§ **Goal**: Return each line that holds the word "name".
===== Input material =====
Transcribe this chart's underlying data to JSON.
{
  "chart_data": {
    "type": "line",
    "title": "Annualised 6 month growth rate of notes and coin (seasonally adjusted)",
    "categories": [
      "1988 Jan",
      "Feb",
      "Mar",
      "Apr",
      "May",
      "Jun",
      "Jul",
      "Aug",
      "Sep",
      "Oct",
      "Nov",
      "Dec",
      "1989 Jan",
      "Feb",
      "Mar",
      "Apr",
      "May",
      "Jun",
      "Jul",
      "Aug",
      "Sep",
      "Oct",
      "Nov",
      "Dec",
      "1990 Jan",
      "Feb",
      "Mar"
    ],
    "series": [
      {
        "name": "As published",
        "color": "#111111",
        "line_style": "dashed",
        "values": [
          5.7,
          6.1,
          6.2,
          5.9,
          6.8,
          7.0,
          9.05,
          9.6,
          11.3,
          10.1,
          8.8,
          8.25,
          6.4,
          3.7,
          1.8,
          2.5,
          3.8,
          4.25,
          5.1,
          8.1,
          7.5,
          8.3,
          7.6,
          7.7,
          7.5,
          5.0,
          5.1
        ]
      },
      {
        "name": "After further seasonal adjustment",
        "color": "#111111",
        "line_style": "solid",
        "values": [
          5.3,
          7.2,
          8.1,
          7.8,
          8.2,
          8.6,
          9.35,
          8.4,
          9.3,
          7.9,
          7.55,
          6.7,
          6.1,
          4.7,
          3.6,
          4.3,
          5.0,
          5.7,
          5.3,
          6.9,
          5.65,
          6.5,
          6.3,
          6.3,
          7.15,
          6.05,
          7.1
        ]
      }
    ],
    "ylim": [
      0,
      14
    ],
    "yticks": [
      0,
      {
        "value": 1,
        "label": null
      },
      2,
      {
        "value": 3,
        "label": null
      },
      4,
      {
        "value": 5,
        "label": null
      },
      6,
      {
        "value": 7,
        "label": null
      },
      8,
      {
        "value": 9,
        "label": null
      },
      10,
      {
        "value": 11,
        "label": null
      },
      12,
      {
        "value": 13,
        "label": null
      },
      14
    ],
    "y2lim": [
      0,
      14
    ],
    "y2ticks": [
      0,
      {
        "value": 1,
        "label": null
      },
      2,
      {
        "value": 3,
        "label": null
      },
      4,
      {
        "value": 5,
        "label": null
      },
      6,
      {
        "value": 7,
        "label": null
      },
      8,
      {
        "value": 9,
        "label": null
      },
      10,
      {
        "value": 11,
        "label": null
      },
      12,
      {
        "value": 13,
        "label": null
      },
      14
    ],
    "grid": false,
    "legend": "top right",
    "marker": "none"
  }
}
=====
§ **Reply to the task**:
        "name": "As published",
        "name": "After further seasonal adjustment",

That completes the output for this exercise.